— Begin Dataset entries —
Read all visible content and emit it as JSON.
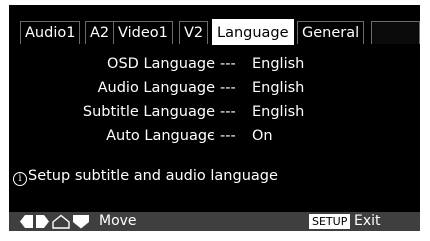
{
  "tabs": [
    {
      "label": "Audio1"
    },
    {
      "label": "A2"
    },
    {
      "label": "Video1"
    },
    {
      "label": "V2"
    },
    {
      "label": "Language"
    },
    {
      "label": "General"
    }
  ],
  "settings": [
    {
      "label": "OSD Language",
      "separator": "---",
      "value": "English"
    },
    {
      "label": "Audio Language",
      "separator": "---",
      "value": "English"
    },
    {
      "label": "Subtitle Language",
      "separator": "---",
      "value": "English"
    },
    {
      "label": "Auto Languagє",
      "separator": "---",
      "value": "On"
    }
  ],
  "hint": {
    "icon": "info-icon",
    "text": "Setup subtitle and audio language"
  },
  "footer": {
    "nav_icons": [
      "left-arrow-icon",
      "right-arrow-icon",
      "up-arrow-icon",
      "down-arrow-icon"
    ],
    "move_label": "Move",
    "setup_key": "SETUP",
    "exit_label": "Exit"
  },
  "colors": {
    "background": "#000000",
    "active_tab": "#ffffff",
    "footer_bar": "#3f3f3f",
    "text": "#ffffff"
  }
}
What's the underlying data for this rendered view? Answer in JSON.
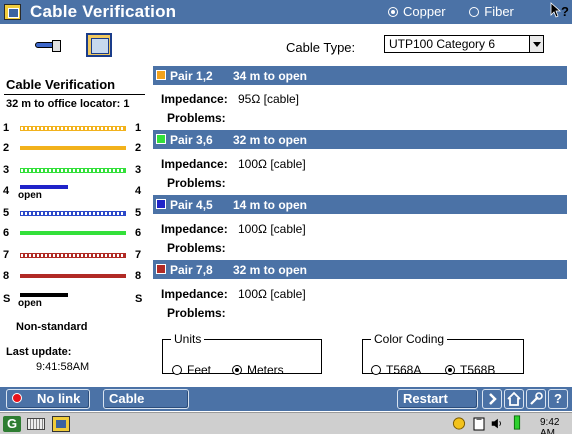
{
  "window": {
    "title": "Cable Verification",
    "media_options": [
      {
        "label": "Copper",
        "selected": true
      },
      {
        "label": "Fiber",
        "selected": false
      }
    ],
    "help_cursor": "k?"
  },
  "left": {
    "title": "Cable Verification",
    "subtitle": "32 m to office locator: 1",
    "wires": [
      {
        "left": "1",
        "right": "1",
        "color": "#f2b21c",
        "style": "striped",
        "note": ""
      },
      {
        "left": "2",
        "right": "2",
        "color": "#f2b21c",
        "style": "solid",
        "note": ""
      },
      {
        "left": "3",
        "right": "3",
        "color": "#33e03a",
        "style": "striped",
        "note": ""
      },
      {
        "left": "4",
        "right": "4",
        "color": "#1f23c9",
        "style": "short",
        "note": "open"
      },
      {
        "left": "5",
        "right": "5",
        "color": "#2b47c8",
        "style": "striped",
        "note": ""
      },
      {
        "left": "6",
        "right": "6",
        "color": "#33e03a",
        "style": "solid",
        "note": ""
      },
      {
        "left": "7",
        "right": "7",
        "color": "#b12a25",
        "style": "striped",
        "note": ""
      },
      {
        "left": "8",
        "right": "8",
        "color": "#b12a25",
        "style": "solid",
        "note": ""
      },
      {
        "left": "S",
        "right": "S",
        "color": "#000000",
        "style": "short",
        "note": "open"
      }
    ],
    "nonstandard": "Non-standard",
    "last_update_label": "Last update:",
    "last_update_time": "9:41:58AM"
  },
  "cable_type": {
    "label": "Cable Type:",
    "value": "UTP100 Category 6"
  },
  "pairs": [
    {
      "name": "Pair 1,2",
      "distance": "34 m to open",
      "swatch": "#f2a21c",
      "impedance_label": "Impedance:",
      "impedance_value": "95Ω  [cable]",
      "problems_label": "Problems:"
    },
    {
      "name": "Pair 3,6",
      "distance": "32 m to open",
      "swatch": "#33e03a",
      "impedance_label": "Impedance:",
      "impedance_value": "100Ω  [cable]",
      "problems_label": "Problems:"
    },
    {
      "name": "Pair 4,5",
      "distance": "14 m to open",
      "swatch": "#1f23c9",
      "impedance_label": "Impedance:",
      "impedance_value": "100Ω  [cable]",
      "problems_label": "Problems:"
    },
    {
      "name": "Pair 7,8",
      "distance": "32 m to open",
      "swatch": "#b12a25",
      "impedance_label": "Impedance:",
      "impedance_value": "100Ω  [cable]",
      "problems_label": "Problems:"
    }
  ],
  "units": {
    "legend": "Units",
    "options": [
      {
        "label": "Feet",
        "selected": false
      },
      {
        "label": "Meters",
        "selected": true
      }
    ]
  },
  "color_coding": {
    "legend": "Color Coding",
    "options": [
      {
        "label": "T568A",
        "selected": false
      },
      {
        "label": "T568B",
        "selected": true
      }
    ]
  },
  "toolbar": {
    "no_link": "No link",
    "cable_toner": "Cable Toner",
    "restart_test": "Restart Test",
    "help": "?"
  },
  "taskbar": {
    "clock": "9:42 AM"
  },
  "colors": {
    "accent": "#4b72a6",
    "taskbar": "#cfcfcf"
  }
}
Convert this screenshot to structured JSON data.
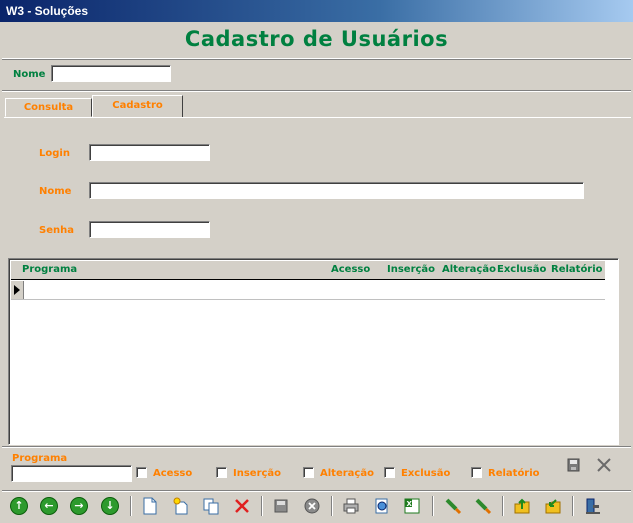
{
  "window": {
    "title": "W3 - Soluções"
  },
  "header": {
    "title": "Cadastro de Usuários"
  },
  "top_filter": {
    "nome_label": "Nome",
    "nome_value": ""
  },
  "tabs": [
    {
      "label": "Consulta",
      "active": false
    },
    {
      "label": "Cadastro",
      "active": true
    }
  ],
  "form": {
    "login_label": "Login",
    "login_value": "",
    "nome_label": "Nome",
    "nome_value": "",
    "senha_label": "Senha",
    "senha_value": ""
  },
  "grid": {
    "columns": [
      "Programa",
      "Acesso",
      "Inserção",
      "Alteração",
      "Exclusão",
      "Relatório"
    ],
    "rows": [
      {
        "programa": "",
        "acesso": "",
        "insercao": "",
        "alteracao": "",
        "exclusao": "",
        "relatorio": ""
      }
    ]
  },
  "editor": {
    "programa_label": "Programa",
    "programa_value": "",
    "checks": [
      {
        "label": "Acesso",
        "checked": false
      },
      {
        "label": "Inserção",
        "checked": false
      },
      {
        "label": "Alteração",
        "checked": false
      },
      {
        "label": "Exclusão",
        "checked": false
      },
      {
        "label": "Relatório",
        "checked": false
      }
    ]
  },
  "toolbar": {
    "icons": [
      "first-record-icon",
      "previous-record-icon",
      "next-record-icon",
      "last-record-icon",
      "new-document-icon",
      "new-copy-icon",
      "copy-icon",
      "delete-icon",
      "save-icon",
      "cancel-icon",
      "print-icon",
      "preview-icon",
      "excel-icon",
      "pen-edit-icon",
      "pen-clear-icon",
      "export-folder-icon",
      "import-folder-icon",
      "exit-icon"
    ]
  },
  "colors": {
    "label_green": "#008040",
    "label_orange": "#ff8000",
    "window_bg": "#d4d0c8",
    "title_bar": "#0a246a"
  }
}
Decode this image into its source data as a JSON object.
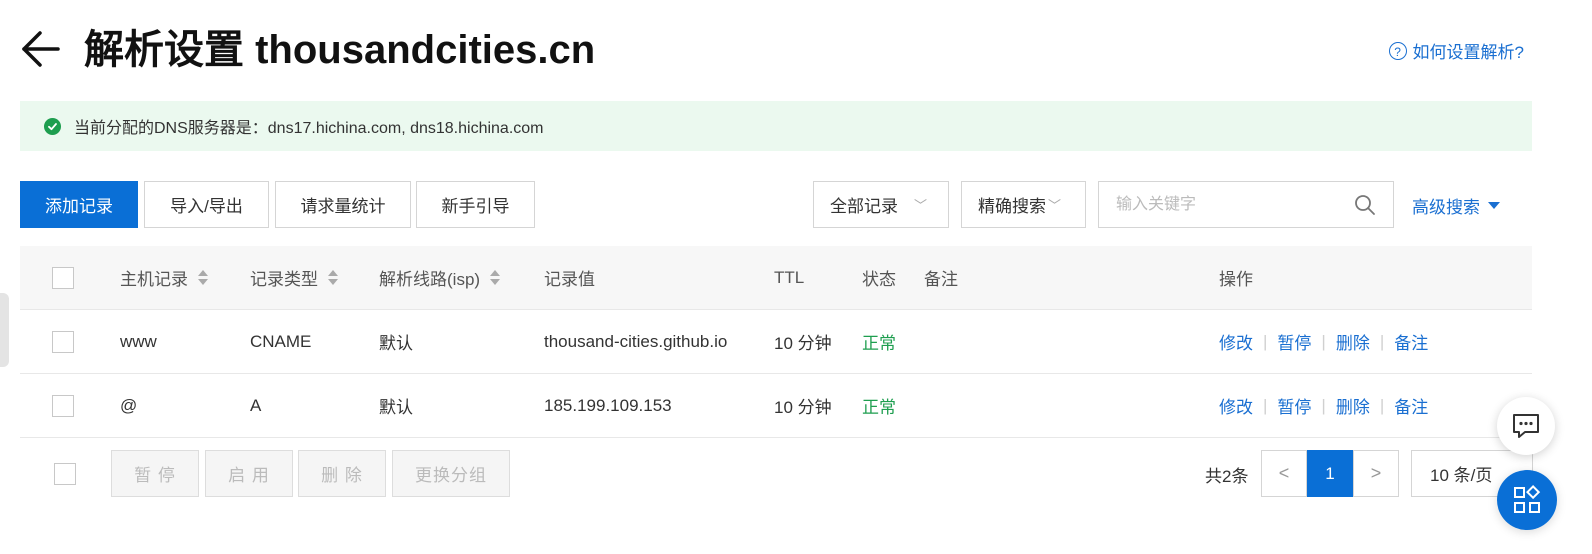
{
  "header": {
    "title": "解析设置 thousandcities.cn",
    "help_link": "如何设置解析?"
  },
  "banner": {
    "text": "当前分配的DNS服务器是：dns17.hichina.com, dns18.hichina.com"
  },
  "toolbar": {
    "add_record": "添加记录",
    "import_export": "导入/导出",
    "request_stats": "请求量统计",
    "guide": "新手引导",
    "record_filter": "全部记录",
    "search_mode": "精确搜索",
    "search_placeholder": "输入关键字",
    "advanced_search": "高级搜索"
  },
  "table": {
    "columns": {
      "host": "主机记录",
      "type": "记录类型",
      "line": "解析线路(isp)",
      "value": "记录值",
      "ttl": "TTL",
      "status": "状态",
      "remark": "备注",
      "actions": "操作"
    },
    "rows": [
      {
        "host": "www",
        "type": "CNAME",
        "line": "默认",
        "value": "thousand-cities.github.io",
        "ttl": "10 分钟",
        "status": "正常"
      },
      {
        "host": "@",
        "type": "A",
        "line": "默认",
        "value": "185.199.109.153",
        "ttl": "10 分钟",
        "status": "正常"
      }
    ],
    "actions": {
      "edit": "修改",
      "pause": "暂停",
      "delete": "删除",
      "remark": "备注"
    }
  },
  "footer": {
    "pause": "暂 停",
    "enable": "启 用",
    "delete": "删 除",
    "change_group": "更换分组",
    "total": "共2条",
    "prev": "<",
    "current_page": "1",
    "next": ">",
    "page_size": "10 条/页"
  },
  "colors": {
    "primary": "#0a6fd6",
    "link": "#1a6fd1",
    "success": "#1e9e4f",
    "banner_bg": "#ebf9ef"
  }
}
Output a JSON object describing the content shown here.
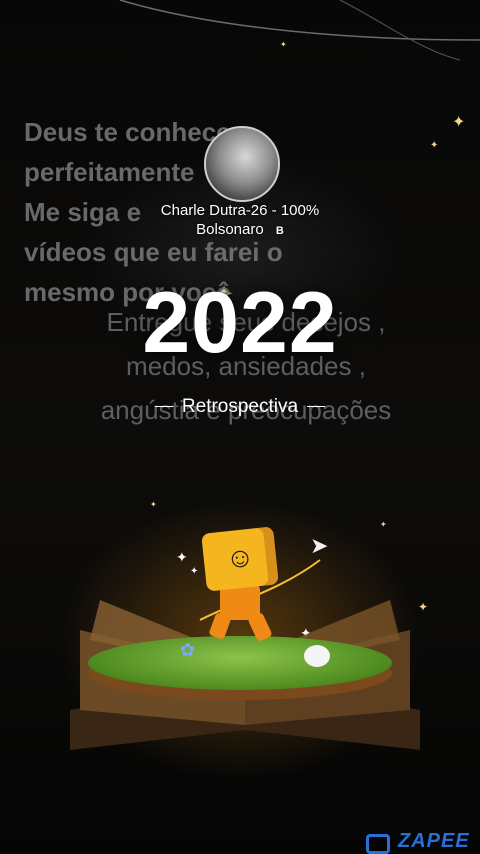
{
  "overlay": {
    "quote_text": "Deus te conhece\nperfeitamente\nMe siga e\nvídeos que eu farei o\nmesmo por você",
    "subtitle_text": "Entregue seus desejos ,\nmedos, ansiedades ,\nangústia e preocupações"
  },
  "creator": {
    "name": "Charle Dutra-26 - 100% Bolsonaro",
    "badge": "B"
  },
  "title": {
    "year": "2022",
    "label": "Retrospectiva"
  },
  "watermark": {
    "text": "ZAPEE"
  },
  "colors": {
    "background": "#0b0a08",
    "sparkle": "#f1d58a",
    "watermark": "#2a6fd6"
  },
  "icons": {
    "sparkle": "sparkle-icon",
    "paper_plane": "paper-plane-icon",
    "smiley": "smiley-face-icon"
  }
}
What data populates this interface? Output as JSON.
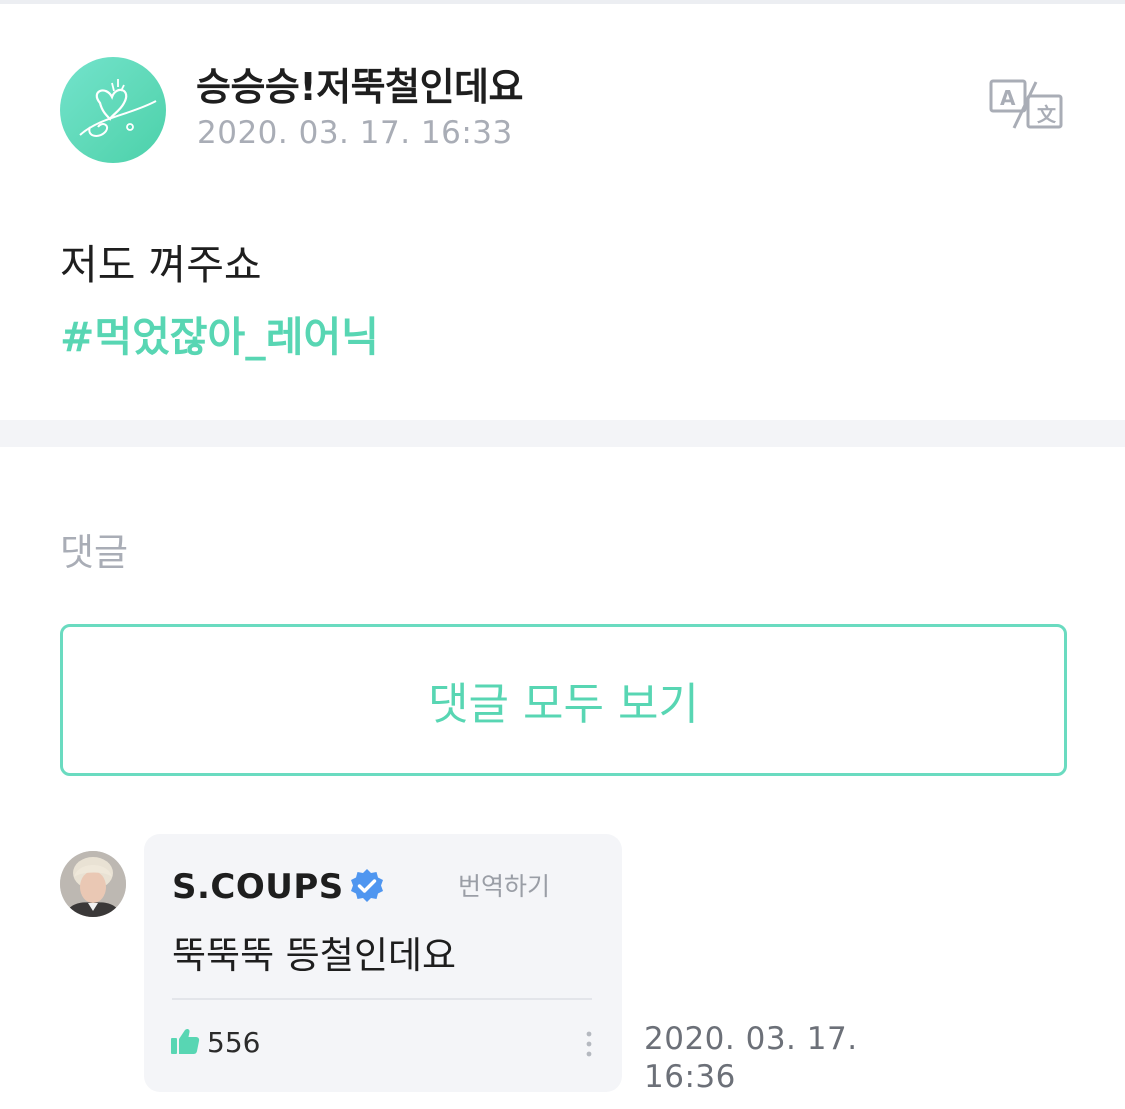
{
  "post": {
    "author": "승승승!저뚝철인데요",
    "date": "2020. 03. 17. 16:33",
    "text": "저도 껴주쇼",
    "hashtag": "#먹었잖아_레어닉"
  },
  "comments_section": {
    "label": "댓글",
    "view_all_label": "댓글 모두 보기"
  },
  "comment": {
    "author": "S.COUPS",
    "translate_label": "번역하기",
    "text": "뚝뚝뚝 뜽철인데요",
    "likes": "556",
    "date": "2020. 03. 17. 16:36"
  },
  "colors": {
    "accent": "#58d6b3",
    "verified": "#4f96f0",
    "muted_text": "#a9adb6"
  },
  "icons": [
    "translate-icon",
    "verified-badge-icon",
    "thumbs-up-icon",
    "more-vertical-icon",
    "heart-doodle-avatar"
  ]
}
— End Dataset entries —
__Task goal__. Where a line holds "arrow", copy that line.

__Solution to this exercise__.
      "left-arrow-icon",
      "right-arrow-icon",
      "up-arrow-icon",
      "down-arrow-icon"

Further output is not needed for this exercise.